Output all the material that follows, exactly as given.

- - -

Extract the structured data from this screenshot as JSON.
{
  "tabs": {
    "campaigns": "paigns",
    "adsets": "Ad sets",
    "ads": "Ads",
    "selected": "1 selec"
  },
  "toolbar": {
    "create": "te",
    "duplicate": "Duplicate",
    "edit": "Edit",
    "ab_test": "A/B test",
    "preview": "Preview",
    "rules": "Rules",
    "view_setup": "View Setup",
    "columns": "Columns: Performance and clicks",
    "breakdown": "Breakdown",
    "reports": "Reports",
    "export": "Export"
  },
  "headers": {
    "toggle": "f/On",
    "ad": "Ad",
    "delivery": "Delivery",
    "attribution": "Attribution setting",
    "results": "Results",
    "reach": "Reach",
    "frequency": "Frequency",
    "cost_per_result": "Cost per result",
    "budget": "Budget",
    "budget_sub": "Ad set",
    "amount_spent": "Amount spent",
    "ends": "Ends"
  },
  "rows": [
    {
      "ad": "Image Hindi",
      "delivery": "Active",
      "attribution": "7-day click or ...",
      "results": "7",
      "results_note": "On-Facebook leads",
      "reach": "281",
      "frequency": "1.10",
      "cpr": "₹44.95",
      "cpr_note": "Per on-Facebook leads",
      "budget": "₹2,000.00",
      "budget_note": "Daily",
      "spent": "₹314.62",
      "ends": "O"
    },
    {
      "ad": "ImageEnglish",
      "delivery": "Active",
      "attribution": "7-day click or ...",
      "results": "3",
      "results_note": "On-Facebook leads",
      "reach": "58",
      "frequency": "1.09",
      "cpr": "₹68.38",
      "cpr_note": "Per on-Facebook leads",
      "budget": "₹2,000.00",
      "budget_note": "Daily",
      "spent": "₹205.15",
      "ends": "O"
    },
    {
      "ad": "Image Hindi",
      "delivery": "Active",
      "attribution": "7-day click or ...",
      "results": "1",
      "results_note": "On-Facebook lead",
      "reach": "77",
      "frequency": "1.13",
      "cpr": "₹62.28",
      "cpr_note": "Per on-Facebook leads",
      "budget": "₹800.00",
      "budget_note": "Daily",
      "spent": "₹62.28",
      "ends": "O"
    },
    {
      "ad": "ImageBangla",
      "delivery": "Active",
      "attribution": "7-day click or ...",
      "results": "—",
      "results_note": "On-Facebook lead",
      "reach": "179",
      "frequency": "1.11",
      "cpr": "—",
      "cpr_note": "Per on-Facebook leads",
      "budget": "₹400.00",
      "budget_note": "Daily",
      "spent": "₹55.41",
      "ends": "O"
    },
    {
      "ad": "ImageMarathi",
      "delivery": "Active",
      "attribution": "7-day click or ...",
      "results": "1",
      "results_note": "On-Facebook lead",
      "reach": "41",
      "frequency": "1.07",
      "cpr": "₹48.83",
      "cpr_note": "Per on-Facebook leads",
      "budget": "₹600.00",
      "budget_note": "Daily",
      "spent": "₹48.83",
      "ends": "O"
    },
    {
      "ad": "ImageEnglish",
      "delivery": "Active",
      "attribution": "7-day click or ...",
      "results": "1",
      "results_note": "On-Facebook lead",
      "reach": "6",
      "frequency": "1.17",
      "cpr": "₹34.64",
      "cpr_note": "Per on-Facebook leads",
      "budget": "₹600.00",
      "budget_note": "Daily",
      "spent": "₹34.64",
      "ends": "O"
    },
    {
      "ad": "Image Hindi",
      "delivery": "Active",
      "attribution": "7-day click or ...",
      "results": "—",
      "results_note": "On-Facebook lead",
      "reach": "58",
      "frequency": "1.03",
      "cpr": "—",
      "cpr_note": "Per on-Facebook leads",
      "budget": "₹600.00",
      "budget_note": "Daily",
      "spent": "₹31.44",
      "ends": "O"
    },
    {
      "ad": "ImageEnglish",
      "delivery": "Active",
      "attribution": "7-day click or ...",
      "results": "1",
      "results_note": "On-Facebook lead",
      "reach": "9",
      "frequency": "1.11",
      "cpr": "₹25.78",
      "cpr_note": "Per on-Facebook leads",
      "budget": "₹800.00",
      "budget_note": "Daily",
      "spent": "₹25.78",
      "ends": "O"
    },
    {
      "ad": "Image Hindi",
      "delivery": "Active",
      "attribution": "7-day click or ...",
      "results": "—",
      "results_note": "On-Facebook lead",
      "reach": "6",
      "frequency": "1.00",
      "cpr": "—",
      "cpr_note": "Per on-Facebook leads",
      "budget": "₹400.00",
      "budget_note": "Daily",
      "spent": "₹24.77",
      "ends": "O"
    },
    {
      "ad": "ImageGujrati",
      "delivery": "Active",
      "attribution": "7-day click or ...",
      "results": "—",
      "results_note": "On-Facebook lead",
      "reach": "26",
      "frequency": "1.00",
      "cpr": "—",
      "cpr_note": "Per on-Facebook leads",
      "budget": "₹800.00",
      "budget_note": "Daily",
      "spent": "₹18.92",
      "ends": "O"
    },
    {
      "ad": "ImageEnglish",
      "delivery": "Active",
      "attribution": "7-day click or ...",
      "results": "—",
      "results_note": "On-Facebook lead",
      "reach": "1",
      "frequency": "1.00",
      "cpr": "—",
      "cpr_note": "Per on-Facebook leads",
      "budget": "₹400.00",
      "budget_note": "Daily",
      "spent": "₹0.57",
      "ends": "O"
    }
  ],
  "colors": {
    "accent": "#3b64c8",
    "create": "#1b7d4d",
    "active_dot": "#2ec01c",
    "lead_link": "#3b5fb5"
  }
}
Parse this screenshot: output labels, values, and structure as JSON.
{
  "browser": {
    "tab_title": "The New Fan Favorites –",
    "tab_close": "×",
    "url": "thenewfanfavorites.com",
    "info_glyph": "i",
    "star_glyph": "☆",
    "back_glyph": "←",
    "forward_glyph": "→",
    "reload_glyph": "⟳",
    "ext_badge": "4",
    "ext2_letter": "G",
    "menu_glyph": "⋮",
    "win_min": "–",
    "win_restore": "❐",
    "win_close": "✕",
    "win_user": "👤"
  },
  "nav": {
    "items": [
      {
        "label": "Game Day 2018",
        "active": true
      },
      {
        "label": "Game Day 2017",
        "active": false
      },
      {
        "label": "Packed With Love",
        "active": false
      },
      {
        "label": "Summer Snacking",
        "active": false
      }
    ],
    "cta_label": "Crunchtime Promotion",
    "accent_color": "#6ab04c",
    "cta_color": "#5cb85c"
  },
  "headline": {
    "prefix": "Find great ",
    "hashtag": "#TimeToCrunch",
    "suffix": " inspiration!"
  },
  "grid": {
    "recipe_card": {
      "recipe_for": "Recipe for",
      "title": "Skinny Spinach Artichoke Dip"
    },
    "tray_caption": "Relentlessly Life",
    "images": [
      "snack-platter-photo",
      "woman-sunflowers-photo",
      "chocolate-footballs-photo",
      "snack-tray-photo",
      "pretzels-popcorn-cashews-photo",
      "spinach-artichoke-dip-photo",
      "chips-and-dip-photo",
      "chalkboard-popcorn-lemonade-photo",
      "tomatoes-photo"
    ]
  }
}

- - -

Written answer »
Extract the structured data from this screenshot as JSON.
{
  "tabs": {
    "campaigns": "paigns",
    "adsets": "Ad sets",
    "ads": "Ads",
    "selected": "1 selec"
  },
  "toolbar": {
    "create": "te",
    "duplicate": "Duplicate",
    "edit": "Edit",
    "ab_test": "A/B test",
    "preview": "Preview",
    "rules": "Rules",
    "view_setup": "View Setup",
    "columns": "Columns: Performance and clicks",
    "breakdown": "Breakdown",
    "reports": "Reports",
    "export": "Export"
  },
  "headers": {
    "toggle": "f/On",
    "ad": "Ad",
    "delivery": "Delivery",
    "attribution": "Attribution setting",
    "results": "Results",
    "reach": "Reach",
    "frequency": "Frequency",
    "cost_per_result": "Cost per result",
    "budget": "Budget",
    "budget_sub": "Ad set",
    "amount_spent": "Amount spent",
    "ends": "Ends"
  },
  "rows": [
    {
      "ad": "Image Hindi",
      "delivery": "Active",
      "attribution": "7-day click or ...",
      "results": "7",
      "results_note": "On-Facebook leads",
      "reach": "281",
      "frequency": "1.10",
      "cpr": "₹44.95",
      "cpr_note": "Per on-Facebook leads",
      "budget": "₹2,000.00",
      "budget_note": "Daily",
      "spent": "₹314.62",
      "ends": "O"
    },
    {
      "ad": "ImageEnglish",
      "delivery": "Active",
      "attribution": "7-day click or ...",
      "results": "3",
      "results_note": "On-Facebook leads",
      "reach": "58",
      "frequency": "1.09",
      "cpr": "₹68.38",
      "cpr_note": "Per on-Facebook leads",
      "budget": "₹2,000.00",
      "budget_note": "Daily",
      "spent": "₹205.15",
      "ends": "O"
    },
    {
      "ad": "Image Hindi",
      "delivery": "Active",
      "attribution": "7-day click or ...",
      "results": "1",
      "results_note": "On-Facebook lead",
      "reach": "77",
      "frequency": "1.13",
      "cpr": "₹62.28",
      "cpr_note": "Per on-Facebook leads",
      "budget": "₹800.00",
      "budget_note": "Daily",
      "spent": "₹62.28",
      "ends": "O"
    },
    {
      "ad": "ImageBangla",
      "delivery": "Active",
      "attribution": "7-day click or ...",
      "results": "—",
      "results_note": "On-Facebook lead",
      "reach": "179",
      "frequency": "1.11",
      "cpr": "—",
      "cpr_note": "Per on-Facebook leads",
      "budget": "₹400.00",
      "budget_note": "Daily",
      "spent": "₹55.41",
      "ends": "O"
    },
    {
      "ad": "ImageMarathi",
      "delivery": "Active",
      "attribution": "7-day click or ...",
      "results": "1",
      "results_note": "On-Facebook lead",
      "reach": "41",
      "frequency": "1.07",
      "cpr": "₹48.83",
      "cpr_note": "Per on-Facebook leads",
      "budget": "₹600.00",
      "budget_note": "Daily",
      "spent": "₹48.83",
      "ends": "O"
    },
    {
      "ad": "ImageEnglish",
      "delivery": "Active",
      "attribution": "7-day click or ...",
      "results": "1",
      "results_note": "On-Facebook lead",
      "reach": "6",
      "frequency": "1.17",
      "cpr": "₹34.64",
      "cpr_note": "Per on-Facebook leads",
      "budget": "₹600.00",
      "budget_note": "Daily",
      "spent": "₹34.64",
      "ends": "O"
    },
    {
      "ad": "Image Hindi",
      "delivery": "Active",
      "attribution": "7-day click or ...",
      "results": "—",
      "results_note": "On-Facebook lead",
      "reach": "58",
      "frequency": "1.03",
      "cpr": "—",
      "cpr_note": "Per on-Facebook leads",
      "budget": "₹600.00",
      "budget_note": "Daily",
      "spent": "₹31.44",
      "ends": "O"
    },
    {
      "ad": "ImageEnglish",
      "delivery": "Active",
      "attribution": "7-day click or ...",
      "results": "1",
      "results_note": "On-Facebook lead",
      "reach": "9",
      "frequency": "1.11",
      "cpr": "₹25.78",
      "cpr_note": "Per on-Facebook leads",
      "budget": "₹800.00",
      "budget_note": "Daily",
      "spent": "₹25.78",
      "ends": "O"
    },
    {
      "ad": "Image Hindi",
      "delivery": "Active",
      "attribution": "7-day click or ...",
      "results": "—",
      "results_note": "On-Facebook lead",
      "reach": "6",
      "frequency": "1.00",
      "cpr": "—",
      "cpr_note": "Per on-Facebook leads",
      "budget": "₹400.00",
      "budget_note": "Daily",
      "spent": "₹24.77",
      "ends": "O"
    },
    {
      "ad": "ImageGujrati",
      "delivery": "Active",
      "attribution": "7-day click or ...",
      "results": "—",
      "results_note": "On-Facebook lead",
      "reach": "26",
      "frequency": "1.00",
      "cpr": "—",
      "cpr_note": "Per on-Facebook leads",
      "budget": "₹800.00",
      "budget_note": "Daily",
      "spent": "₹18.92",
      "ends": "O"
    },
    {
      "ad": "ImageEnglish",
      "delivery": "Active",
      "attribution": "7-day click or ...",
      "results": "—",
      "results_note": "On-Facebook lead",
      "reach": "1",
      "frequency": "1.00",
      "cpr": "—",
      "cpr_note": "Per on-Facebook leads",
      "budget": "₹400.00",
      "budget_note": "Daily",
      "spent": "₹0.57",
      "ends": "O"
    }
  ],
  "colors": {
    "accent": "#3b64c8",
    "create": "#1b7d4d",
    "active_dot": "#2ec01c",
    "lead_link": "#3b5fb5"
  }
}
Parse this screenshot: output labels, values, and structure as JSON.
{
  "browser": {
    "tab_title": "The New Fan Favorites –",
    "tab_close": "×",
    "url": "thenewfanfavorites.com",
    "info_glyph": "i",
    "star_glyph": "☆",
    "back_glyph": "←",
    "forward_glyph": "→",
    "reload_glyph": "⟳",
    "ext_badge": "4",
    "ext2_letter": "G",
    "menu_glyph": "⋮",
    "win_min": "–",
    "win_restore": "❐",
    "win_close": "✕",
    "win_user": "👤"
  },
  "nav": {
    "items": [
      {
        "label": "Game Day 2018",
        "active": true
      },
      {
        "label": "Game Day 2017",
        "active": false
      },
      {
        "label": "Packed With Love",
        "active": false
      },
      {
        "label": "Summer Snacking",
        "active": false
      }
    ],
    "cta_label": "Crunchtime Promotion",
    "accent_color": "#6ab04c",
    "cta_color": "#5cb85c"
  },
  "headline": {
    "prefix": "Find great ",
    "hashtag": "#TimeToCrunch",
    "suffix": " inspiration!"
  },
  "grid": {
    "recipe_card": {
      "recipe_for": "Recipe for",
      "title": "Skinny Spinach Artichoke Dip"
    },
    "tray_caption": "Relentlessly Life",
    "images": [
      "snack-platter-photo",
      "woman-sunflowers-photo",
      "chocolate-footballs-photo",
      "snack-tray-photo",
      "pretzels-popcorn-cashews-photo",
      "spinach-artichoke-dip-photo",
      "chips-and-dip-photo",
      "chalkboard-popcorn-lemonade-photo",
      "tomatoes-photo"
    ]
  }
}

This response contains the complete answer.